↓↓↓

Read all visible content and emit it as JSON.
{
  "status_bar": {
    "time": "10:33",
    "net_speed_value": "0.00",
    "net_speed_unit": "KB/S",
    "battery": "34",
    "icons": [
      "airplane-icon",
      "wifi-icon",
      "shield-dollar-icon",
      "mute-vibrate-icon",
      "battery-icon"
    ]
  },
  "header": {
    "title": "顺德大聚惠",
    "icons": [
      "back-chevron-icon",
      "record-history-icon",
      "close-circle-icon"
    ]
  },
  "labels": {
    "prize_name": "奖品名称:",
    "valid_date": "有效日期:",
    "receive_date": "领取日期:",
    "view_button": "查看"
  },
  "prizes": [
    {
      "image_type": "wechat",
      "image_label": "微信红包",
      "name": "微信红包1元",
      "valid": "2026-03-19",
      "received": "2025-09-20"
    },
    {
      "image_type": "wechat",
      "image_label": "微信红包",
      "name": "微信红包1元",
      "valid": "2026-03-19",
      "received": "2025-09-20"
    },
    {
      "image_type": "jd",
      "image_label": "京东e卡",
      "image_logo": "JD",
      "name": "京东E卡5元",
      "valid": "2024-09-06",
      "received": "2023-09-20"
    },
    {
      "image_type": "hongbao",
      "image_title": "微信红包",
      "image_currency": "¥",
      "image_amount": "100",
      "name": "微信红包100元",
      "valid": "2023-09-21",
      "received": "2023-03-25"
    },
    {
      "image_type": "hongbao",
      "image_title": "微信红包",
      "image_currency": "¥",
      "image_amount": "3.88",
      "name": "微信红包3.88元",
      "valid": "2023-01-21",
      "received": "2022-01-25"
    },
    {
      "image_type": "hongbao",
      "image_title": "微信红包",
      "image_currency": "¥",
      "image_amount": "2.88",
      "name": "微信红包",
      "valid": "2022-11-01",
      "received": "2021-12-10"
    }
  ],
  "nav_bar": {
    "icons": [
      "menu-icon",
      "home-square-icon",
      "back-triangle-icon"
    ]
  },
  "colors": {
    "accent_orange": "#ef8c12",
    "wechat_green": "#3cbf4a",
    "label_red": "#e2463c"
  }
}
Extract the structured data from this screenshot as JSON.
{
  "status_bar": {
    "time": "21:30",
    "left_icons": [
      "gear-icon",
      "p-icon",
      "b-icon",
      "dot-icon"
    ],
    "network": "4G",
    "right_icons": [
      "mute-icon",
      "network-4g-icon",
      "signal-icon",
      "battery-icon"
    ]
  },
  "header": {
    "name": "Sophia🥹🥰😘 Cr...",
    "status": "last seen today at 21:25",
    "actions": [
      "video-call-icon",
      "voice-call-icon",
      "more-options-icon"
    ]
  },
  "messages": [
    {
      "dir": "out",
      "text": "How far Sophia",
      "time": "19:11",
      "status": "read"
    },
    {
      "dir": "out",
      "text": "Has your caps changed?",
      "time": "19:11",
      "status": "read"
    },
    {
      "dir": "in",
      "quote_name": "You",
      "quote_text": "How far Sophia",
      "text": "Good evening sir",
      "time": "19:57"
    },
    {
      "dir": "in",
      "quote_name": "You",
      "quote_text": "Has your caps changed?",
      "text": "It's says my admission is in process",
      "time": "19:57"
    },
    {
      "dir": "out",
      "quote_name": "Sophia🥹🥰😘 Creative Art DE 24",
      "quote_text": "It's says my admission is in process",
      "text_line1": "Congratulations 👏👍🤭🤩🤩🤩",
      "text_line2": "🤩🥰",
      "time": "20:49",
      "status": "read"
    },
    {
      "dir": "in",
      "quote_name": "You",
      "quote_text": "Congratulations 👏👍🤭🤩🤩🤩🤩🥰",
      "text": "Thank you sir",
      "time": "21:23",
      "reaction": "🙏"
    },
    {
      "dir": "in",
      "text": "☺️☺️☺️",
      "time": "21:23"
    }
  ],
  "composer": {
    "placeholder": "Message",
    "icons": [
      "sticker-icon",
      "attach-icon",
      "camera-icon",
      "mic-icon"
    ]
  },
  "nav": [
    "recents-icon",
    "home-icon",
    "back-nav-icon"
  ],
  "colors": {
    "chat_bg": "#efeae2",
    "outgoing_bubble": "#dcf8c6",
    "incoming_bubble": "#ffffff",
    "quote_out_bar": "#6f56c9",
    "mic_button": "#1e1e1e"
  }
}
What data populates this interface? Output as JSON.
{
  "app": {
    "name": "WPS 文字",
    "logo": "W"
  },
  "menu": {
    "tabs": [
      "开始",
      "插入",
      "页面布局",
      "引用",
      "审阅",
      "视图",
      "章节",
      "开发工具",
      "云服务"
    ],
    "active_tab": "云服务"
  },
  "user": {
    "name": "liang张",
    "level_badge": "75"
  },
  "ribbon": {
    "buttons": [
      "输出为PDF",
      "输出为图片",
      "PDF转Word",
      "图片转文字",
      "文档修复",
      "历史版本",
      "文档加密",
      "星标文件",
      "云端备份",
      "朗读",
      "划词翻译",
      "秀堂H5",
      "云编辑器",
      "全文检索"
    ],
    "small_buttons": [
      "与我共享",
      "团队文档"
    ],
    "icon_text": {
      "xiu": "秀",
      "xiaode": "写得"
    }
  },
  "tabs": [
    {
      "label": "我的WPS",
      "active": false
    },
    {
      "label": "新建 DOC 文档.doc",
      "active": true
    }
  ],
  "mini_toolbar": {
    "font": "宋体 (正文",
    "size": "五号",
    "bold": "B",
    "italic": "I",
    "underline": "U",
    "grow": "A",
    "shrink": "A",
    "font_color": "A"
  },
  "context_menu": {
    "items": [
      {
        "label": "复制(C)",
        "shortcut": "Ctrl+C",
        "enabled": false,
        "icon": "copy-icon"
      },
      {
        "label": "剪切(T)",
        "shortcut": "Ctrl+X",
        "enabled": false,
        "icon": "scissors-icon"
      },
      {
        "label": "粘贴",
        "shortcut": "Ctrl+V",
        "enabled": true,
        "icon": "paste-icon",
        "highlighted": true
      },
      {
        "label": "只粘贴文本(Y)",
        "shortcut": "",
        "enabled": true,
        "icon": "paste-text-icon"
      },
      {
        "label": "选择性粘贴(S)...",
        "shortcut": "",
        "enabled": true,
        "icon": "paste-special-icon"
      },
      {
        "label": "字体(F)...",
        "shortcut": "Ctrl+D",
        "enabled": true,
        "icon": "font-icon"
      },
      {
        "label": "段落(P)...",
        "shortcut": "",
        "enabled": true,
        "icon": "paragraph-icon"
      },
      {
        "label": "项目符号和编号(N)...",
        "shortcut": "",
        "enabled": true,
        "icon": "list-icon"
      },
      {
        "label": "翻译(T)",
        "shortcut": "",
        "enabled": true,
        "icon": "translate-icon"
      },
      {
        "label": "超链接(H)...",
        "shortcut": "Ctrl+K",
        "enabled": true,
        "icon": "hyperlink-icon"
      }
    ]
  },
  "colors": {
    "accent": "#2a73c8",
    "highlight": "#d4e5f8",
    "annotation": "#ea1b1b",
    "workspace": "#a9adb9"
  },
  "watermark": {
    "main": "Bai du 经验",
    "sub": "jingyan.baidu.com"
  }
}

↑↑↑

Given problem:
Which lines contain the word "Congratulations"? Copy each of them.

Solution to this problem:
      "text_line1": "Congratulations 👏👍🤭🤩🤩🤩",
      "quote_text": "Congratulations 👏👍🤭🤩🤩🤩🤩🥰",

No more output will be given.